- _Problem details_
Pull out every line below holding the word "modalita".

Collected data entries
## Begin

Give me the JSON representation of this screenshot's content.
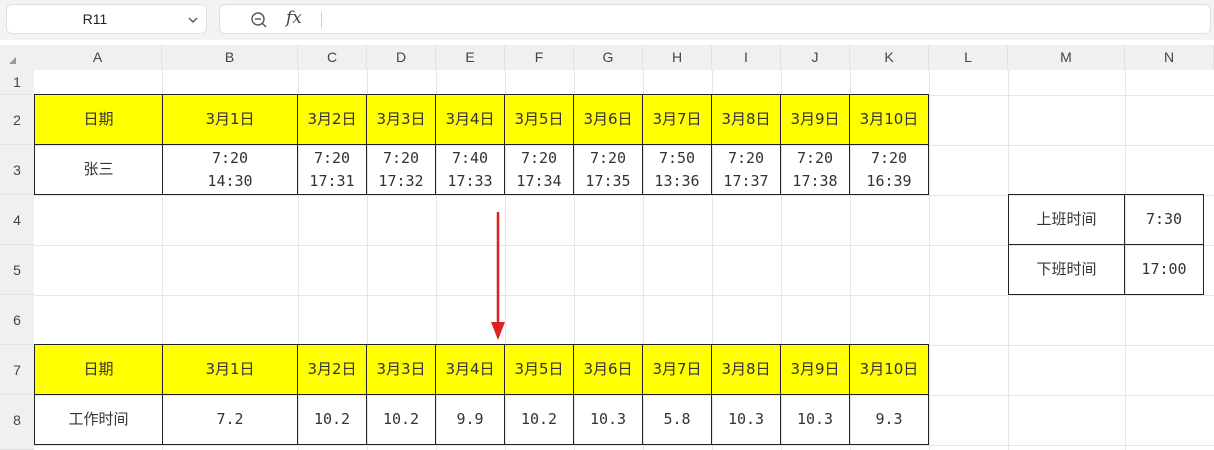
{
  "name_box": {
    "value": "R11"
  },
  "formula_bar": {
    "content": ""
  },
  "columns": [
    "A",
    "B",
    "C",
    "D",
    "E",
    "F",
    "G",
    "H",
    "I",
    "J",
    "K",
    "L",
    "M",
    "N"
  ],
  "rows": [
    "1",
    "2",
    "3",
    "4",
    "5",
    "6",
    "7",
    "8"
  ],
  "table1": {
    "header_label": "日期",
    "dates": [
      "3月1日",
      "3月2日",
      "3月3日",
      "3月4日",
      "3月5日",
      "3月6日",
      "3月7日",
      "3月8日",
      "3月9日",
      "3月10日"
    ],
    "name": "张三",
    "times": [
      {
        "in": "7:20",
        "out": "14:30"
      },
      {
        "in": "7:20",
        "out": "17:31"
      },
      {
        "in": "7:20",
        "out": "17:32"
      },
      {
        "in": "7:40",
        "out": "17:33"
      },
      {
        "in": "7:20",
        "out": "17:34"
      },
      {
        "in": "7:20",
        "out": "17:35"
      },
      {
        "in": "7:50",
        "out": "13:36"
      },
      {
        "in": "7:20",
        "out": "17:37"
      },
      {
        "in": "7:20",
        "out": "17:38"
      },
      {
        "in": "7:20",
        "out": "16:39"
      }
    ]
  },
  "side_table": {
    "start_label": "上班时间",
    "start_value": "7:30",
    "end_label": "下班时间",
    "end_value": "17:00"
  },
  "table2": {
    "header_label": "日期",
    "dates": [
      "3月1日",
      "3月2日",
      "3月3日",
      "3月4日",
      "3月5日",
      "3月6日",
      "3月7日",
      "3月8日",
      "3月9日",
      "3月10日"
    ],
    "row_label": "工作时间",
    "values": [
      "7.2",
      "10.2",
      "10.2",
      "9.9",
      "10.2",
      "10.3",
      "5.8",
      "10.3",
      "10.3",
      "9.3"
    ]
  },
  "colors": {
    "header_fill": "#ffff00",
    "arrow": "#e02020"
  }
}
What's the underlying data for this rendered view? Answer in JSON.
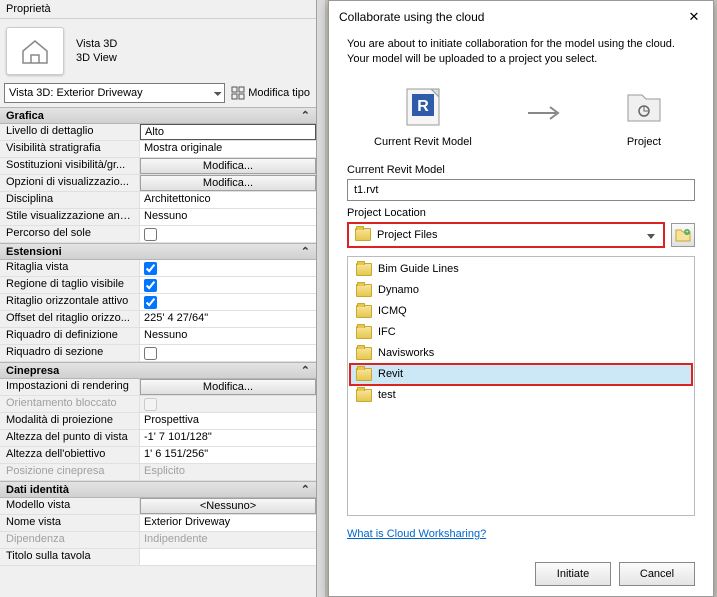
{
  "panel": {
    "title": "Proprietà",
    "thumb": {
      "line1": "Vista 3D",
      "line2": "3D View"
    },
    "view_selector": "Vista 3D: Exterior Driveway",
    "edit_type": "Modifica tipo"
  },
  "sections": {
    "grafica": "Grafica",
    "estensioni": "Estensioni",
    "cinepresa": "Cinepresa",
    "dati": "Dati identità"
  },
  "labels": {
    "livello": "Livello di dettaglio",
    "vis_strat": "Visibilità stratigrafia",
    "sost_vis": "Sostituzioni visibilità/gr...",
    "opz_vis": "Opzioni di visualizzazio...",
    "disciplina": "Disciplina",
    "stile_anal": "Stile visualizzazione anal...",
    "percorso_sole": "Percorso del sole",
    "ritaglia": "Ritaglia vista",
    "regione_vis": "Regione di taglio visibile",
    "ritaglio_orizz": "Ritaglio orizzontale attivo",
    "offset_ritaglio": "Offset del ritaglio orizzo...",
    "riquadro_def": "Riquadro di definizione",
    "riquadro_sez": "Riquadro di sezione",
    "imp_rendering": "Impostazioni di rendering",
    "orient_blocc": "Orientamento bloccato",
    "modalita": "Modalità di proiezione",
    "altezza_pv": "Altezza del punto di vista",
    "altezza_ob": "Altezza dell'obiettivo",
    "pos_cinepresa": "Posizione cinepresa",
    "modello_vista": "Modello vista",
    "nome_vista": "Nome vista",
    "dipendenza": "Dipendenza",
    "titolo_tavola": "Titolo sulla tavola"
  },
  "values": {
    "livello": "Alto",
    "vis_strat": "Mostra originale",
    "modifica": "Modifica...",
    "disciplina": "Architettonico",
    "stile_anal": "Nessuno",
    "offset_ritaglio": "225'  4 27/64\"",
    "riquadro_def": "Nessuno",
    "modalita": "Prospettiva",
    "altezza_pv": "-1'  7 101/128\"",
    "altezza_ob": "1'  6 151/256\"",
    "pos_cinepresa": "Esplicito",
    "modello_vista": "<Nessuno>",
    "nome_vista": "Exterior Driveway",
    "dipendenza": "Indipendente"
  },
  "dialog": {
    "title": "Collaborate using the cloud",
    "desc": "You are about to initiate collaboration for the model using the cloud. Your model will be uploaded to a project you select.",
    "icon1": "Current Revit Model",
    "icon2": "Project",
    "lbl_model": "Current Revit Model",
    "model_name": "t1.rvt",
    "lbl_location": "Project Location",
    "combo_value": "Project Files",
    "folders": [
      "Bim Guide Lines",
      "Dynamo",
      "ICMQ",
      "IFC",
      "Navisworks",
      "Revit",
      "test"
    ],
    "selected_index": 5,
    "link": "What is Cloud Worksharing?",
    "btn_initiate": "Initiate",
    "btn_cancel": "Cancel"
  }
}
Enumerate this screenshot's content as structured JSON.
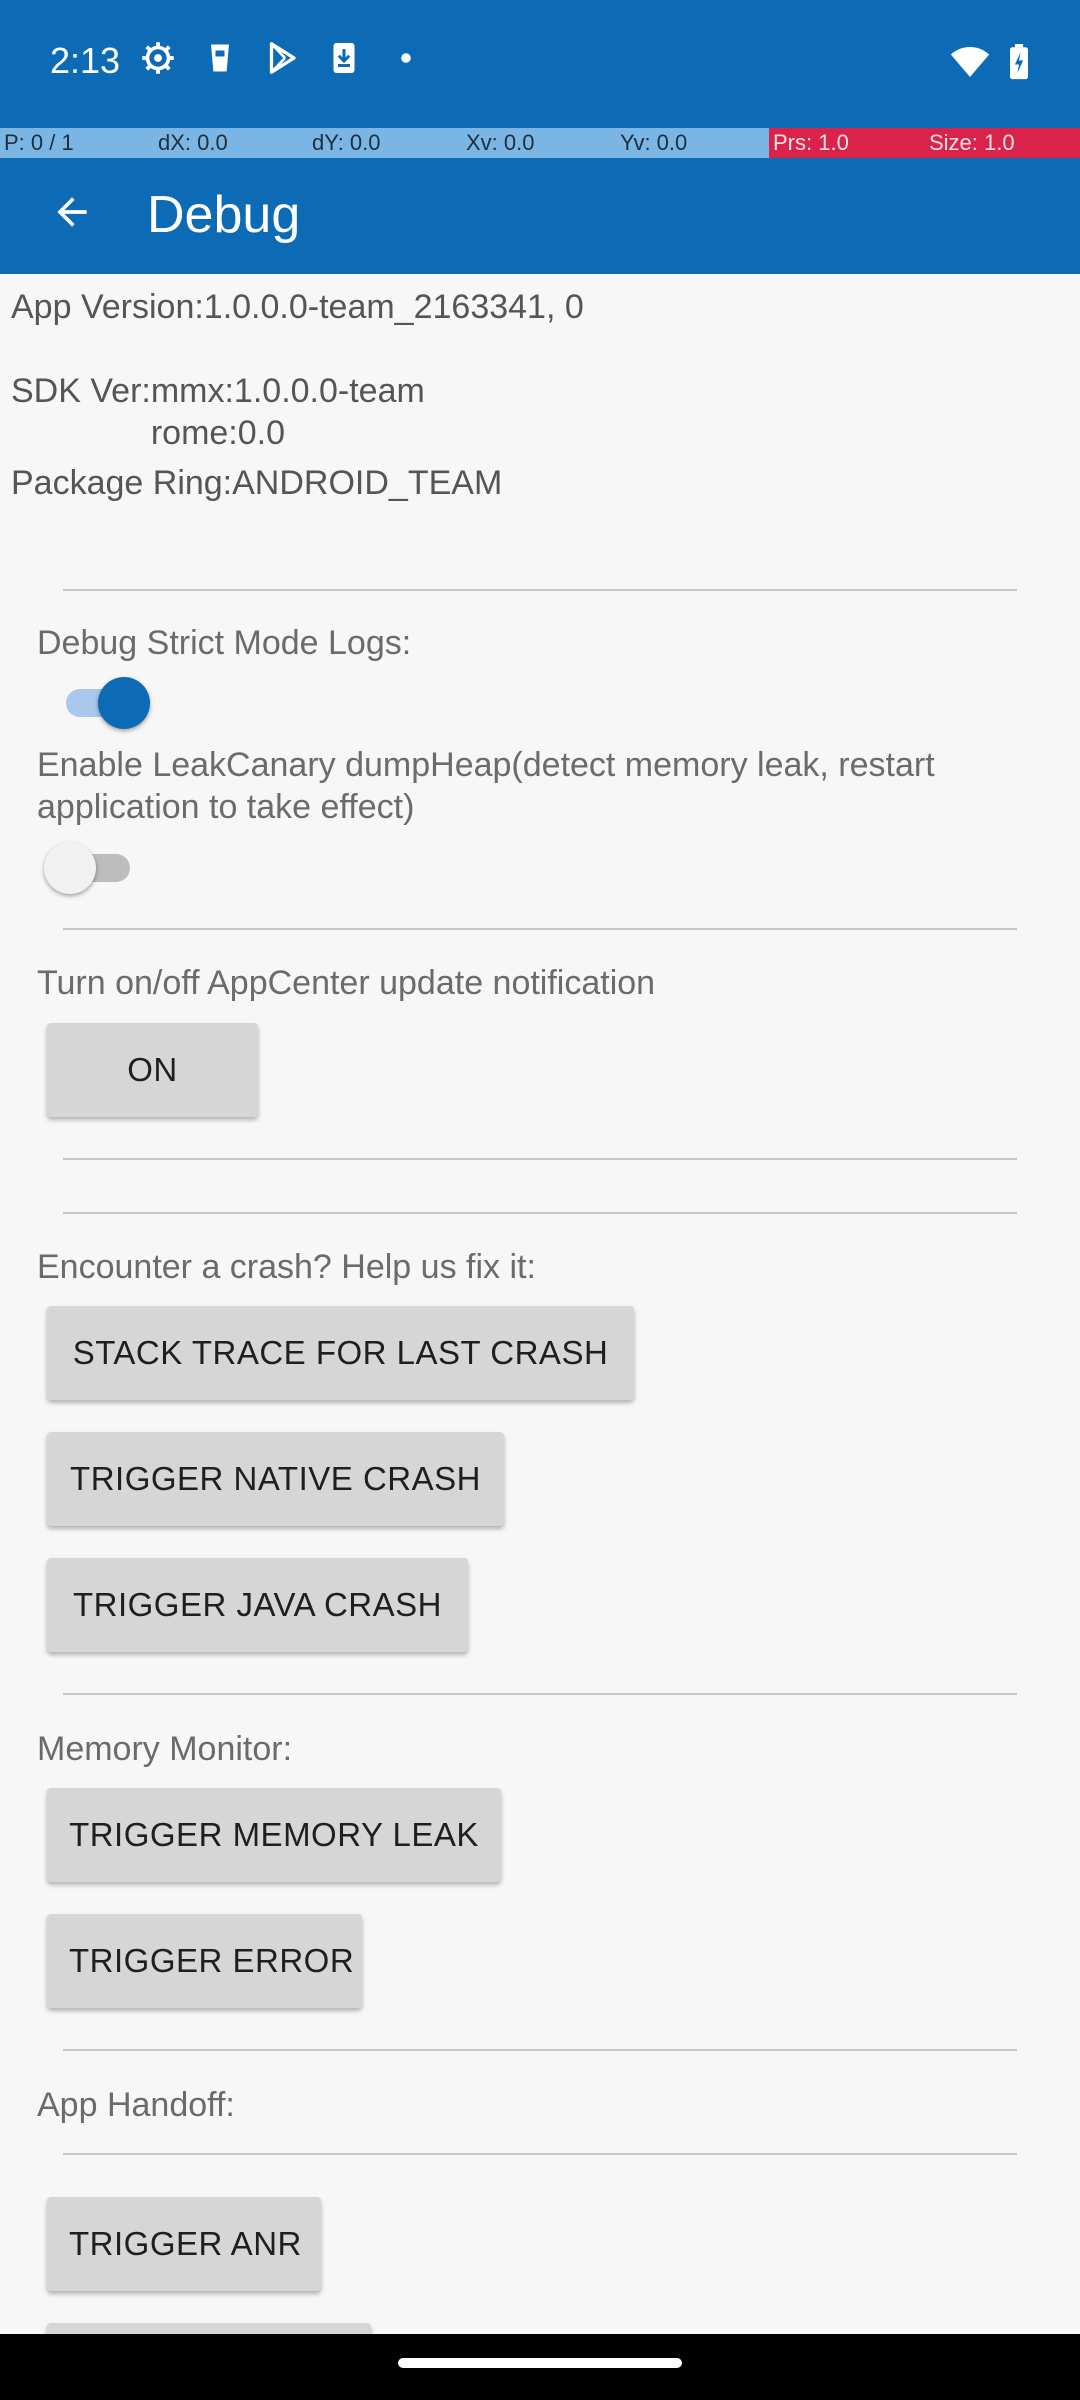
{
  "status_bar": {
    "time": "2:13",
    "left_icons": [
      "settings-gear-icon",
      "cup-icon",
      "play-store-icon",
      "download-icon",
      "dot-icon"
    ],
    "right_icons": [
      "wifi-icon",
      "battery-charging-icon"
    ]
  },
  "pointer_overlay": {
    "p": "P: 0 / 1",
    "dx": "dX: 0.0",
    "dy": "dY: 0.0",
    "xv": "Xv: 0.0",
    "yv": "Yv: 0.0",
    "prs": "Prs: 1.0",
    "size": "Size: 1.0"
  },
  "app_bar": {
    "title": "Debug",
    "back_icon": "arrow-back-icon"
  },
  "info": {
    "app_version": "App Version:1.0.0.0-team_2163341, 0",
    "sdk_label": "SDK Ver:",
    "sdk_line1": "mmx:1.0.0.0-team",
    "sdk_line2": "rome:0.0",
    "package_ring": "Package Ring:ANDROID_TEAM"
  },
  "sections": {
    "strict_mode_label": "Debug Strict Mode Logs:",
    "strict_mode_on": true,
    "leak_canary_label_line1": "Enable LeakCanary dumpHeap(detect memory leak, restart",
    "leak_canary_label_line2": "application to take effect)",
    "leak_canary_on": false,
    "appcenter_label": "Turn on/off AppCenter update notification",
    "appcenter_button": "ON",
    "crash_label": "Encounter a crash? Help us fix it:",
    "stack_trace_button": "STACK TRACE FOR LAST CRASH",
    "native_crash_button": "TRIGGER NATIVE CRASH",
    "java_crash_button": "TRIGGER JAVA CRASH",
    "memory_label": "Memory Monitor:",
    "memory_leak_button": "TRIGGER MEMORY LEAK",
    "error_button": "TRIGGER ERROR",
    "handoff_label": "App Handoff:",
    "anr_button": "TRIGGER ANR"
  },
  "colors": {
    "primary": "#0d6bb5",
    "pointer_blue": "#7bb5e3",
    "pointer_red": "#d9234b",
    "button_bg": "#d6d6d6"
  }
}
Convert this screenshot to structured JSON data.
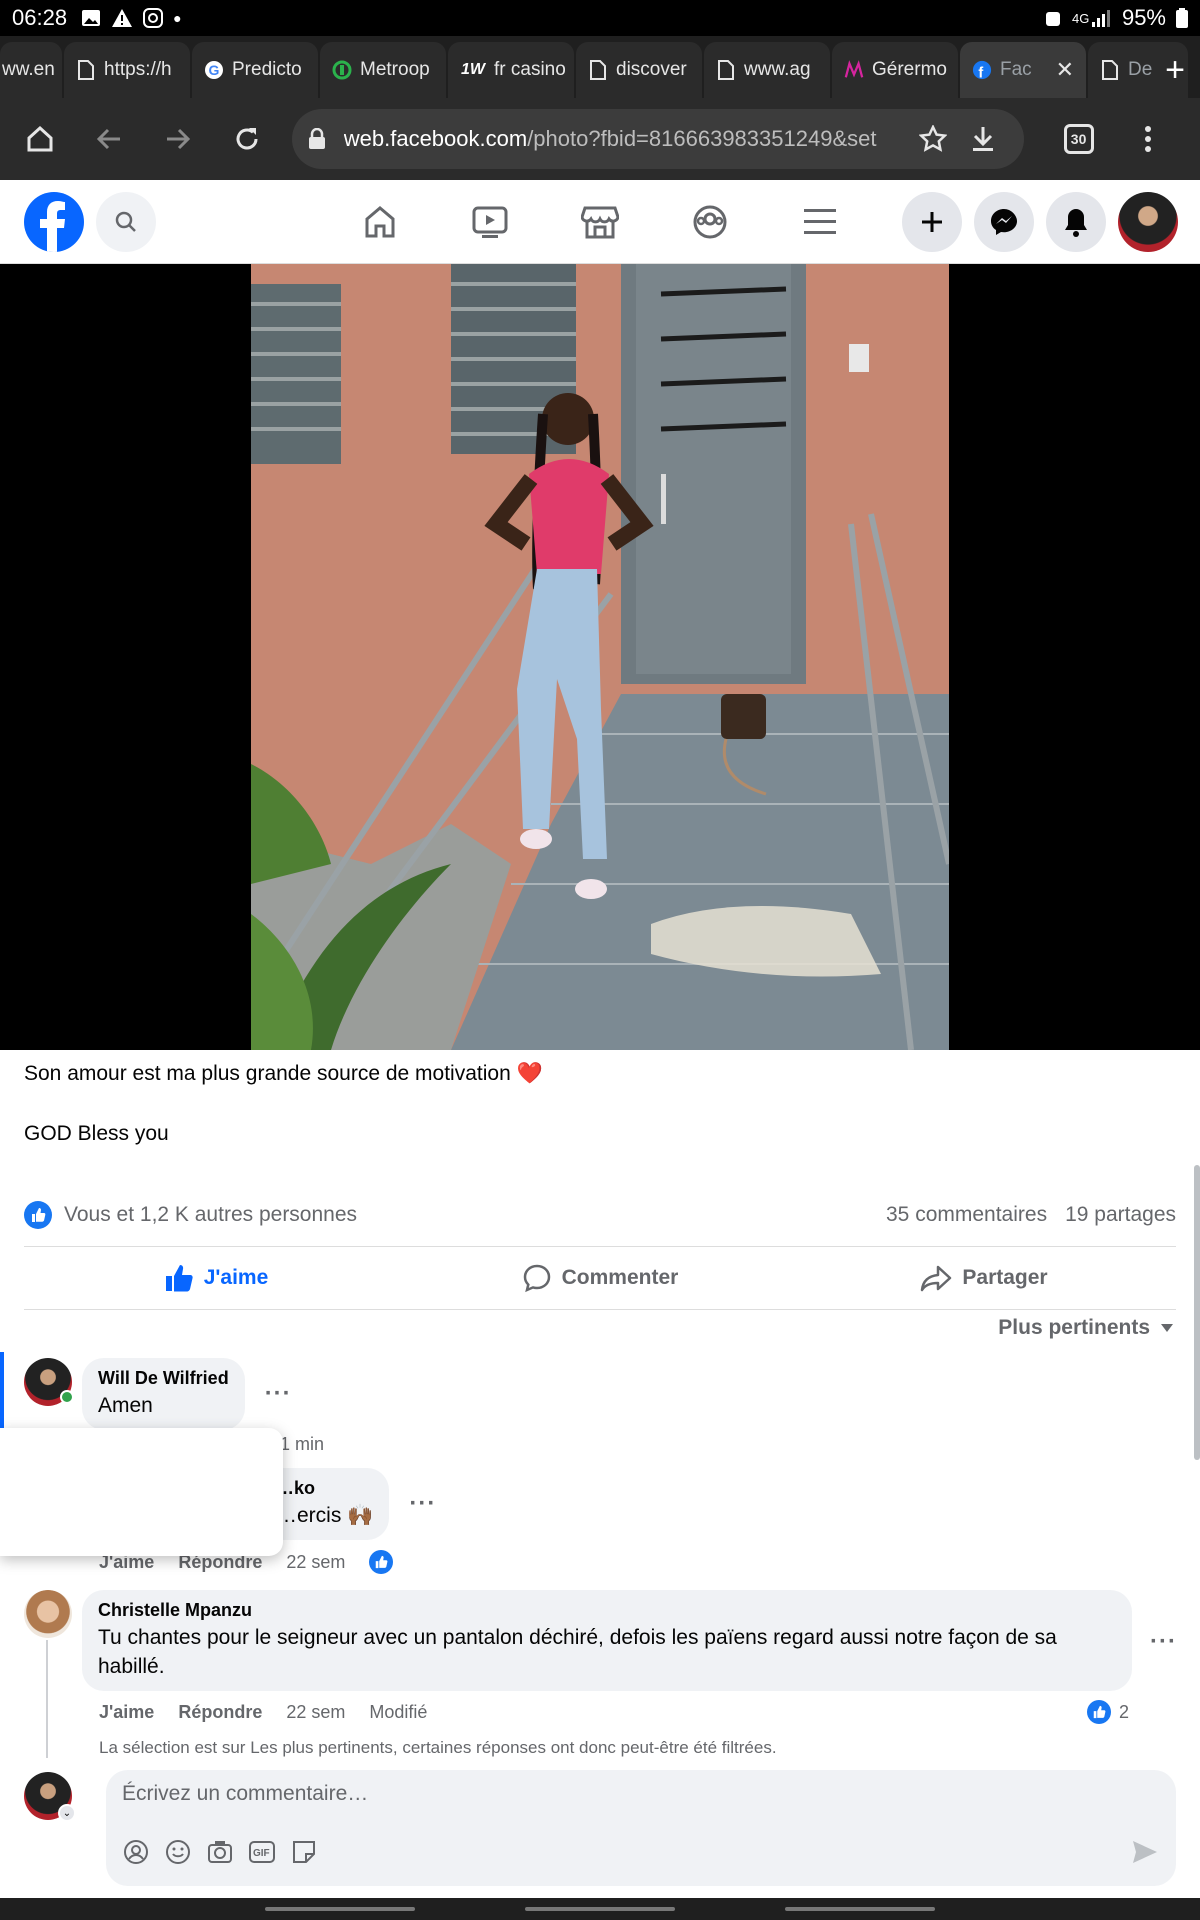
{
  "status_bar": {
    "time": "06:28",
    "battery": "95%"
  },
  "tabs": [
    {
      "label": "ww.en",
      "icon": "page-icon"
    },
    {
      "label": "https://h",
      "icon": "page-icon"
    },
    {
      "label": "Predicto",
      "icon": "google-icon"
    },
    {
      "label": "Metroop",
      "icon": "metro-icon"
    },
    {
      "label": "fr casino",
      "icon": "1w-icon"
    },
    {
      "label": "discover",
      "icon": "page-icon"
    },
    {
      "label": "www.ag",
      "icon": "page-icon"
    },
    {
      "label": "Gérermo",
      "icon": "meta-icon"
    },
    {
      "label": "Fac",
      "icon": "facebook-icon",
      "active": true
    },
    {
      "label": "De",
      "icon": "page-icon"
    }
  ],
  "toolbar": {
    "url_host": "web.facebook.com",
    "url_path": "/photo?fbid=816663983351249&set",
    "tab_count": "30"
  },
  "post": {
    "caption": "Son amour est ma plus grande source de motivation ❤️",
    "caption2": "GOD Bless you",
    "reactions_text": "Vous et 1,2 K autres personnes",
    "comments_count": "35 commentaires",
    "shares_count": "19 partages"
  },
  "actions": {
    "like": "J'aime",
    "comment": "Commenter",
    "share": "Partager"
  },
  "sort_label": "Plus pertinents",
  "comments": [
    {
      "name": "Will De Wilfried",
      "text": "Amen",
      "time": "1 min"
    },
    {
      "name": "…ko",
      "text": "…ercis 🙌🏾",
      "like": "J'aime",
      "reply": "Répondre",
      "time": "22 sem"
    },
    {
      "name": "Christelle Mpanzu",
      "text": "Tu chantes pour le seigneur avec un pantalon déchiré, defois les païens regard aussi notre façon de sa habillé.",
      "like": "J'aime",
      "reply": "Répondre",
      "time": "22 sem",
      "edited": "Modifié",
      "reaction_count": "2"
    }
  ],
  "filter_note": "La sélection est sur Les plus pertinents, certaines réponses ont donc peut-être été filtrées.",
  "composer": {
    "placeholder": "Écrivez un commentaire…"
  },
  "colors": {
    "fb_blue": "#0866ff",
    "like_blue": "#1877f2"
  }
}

## End

- _The reply_
    "modalita": "Modalità di proiezione",
    "modalita": "Prospettiva",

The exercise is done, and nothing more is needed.